[SHORT TASK 1]
Summarize the excerpt about Cades Cove and Coker Creek in two sentences.
[SHORT TASK 2]
Reproduce verbatim the stretch of the excerpt about Cades Cove and Coker Creek from "The best known" through "Bumpass, and Tuckaleechee.".

The best known of the coves of the Smokies is Cades Cove, in Blount County, a spot of rare beauty.  Cades Cove is accessible to tourists.  It is of special interest not only for its beauty, but also because of the preservation there of farmsteads as they appeared in bygone days, together with the traditional tools and agricultural practices.  Other coves of the Smokies include Wear, Bumpass, and Tuckaleechee.

At Coker Creek in the Blue Ridge of southeastern Tennessee, gold mining was once significant enough that there was a “rush” of sorts to the area in the first half of the nineteenth century  Discovery of gold occurred there in 1827; commercial mining only lasted four years, however, from 1856 – 1860

The gold mined from Coker Creek was found largely by the “placer” or washing method.  The amount of gold mined here was not large, total production amounting to only a quarter-million dollars or so – and the relatively “lean” ore never brought riches to the miners, as did the discoveries in California and some other area.  Still, this episode makes an interesting “byway” in the path of Tennessee history.  Gold excites the imagination, and even today, amateur prospectors may be found from time to time, panning in Coker Creek for the thrill of “color” – the brilliant golden flash that quickens the pulse, no matter how small the amount and value of the flakes.  Coker Creek is located in the southeastern end of Monroe County.  It is north of Ironsburg and southeast of Tellico Plains.

[SOURCE MATERIAL]
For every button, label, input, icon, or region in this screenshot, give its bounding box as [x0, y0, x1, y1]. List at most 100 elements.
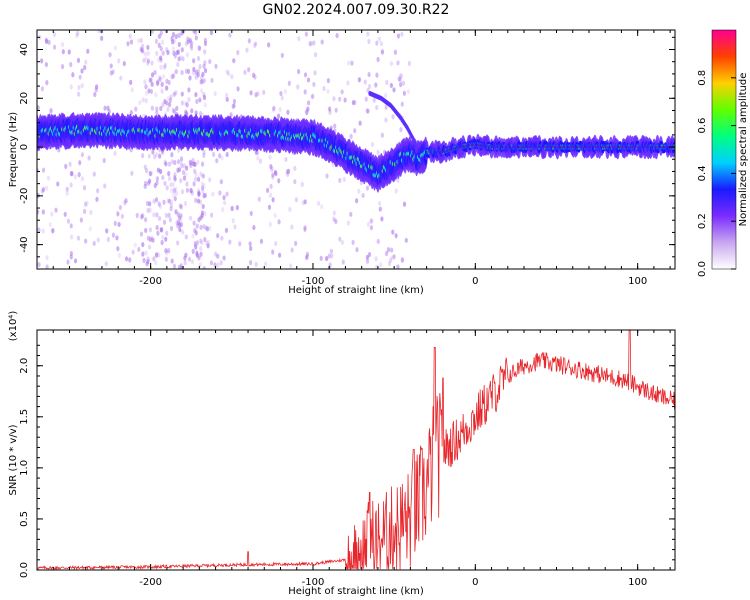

[EXERCISE ANSWER 1]
Cades Cove in Blount County, the best known of the coves of the Smokies, is accessible to tourists and draws interest both for its beauty and for its preserved farmsteads, traditional tools and agricultural practices. At Coker Creek in Monroe County, where gold was discovered in 1827, gold was found largely by the placer method, and although total production came to only about a quarter-million dollars, amateur prospectors still pan there from time to time.

[EXERCISE ANSWER 2]
The best known of the coves of the Smokies is Cades Cove, in Blount County, a spot of rare beauty.  Cades Cove is accessible to tourists.  It is of special interest not only for its beauty, but also because of the preservation there of farmsteads as they appeared in bygone days, together with the traditional tools and agricultural practices.  Other coves of the Smokies include Wear, Bumpass, and Tuckaleechee.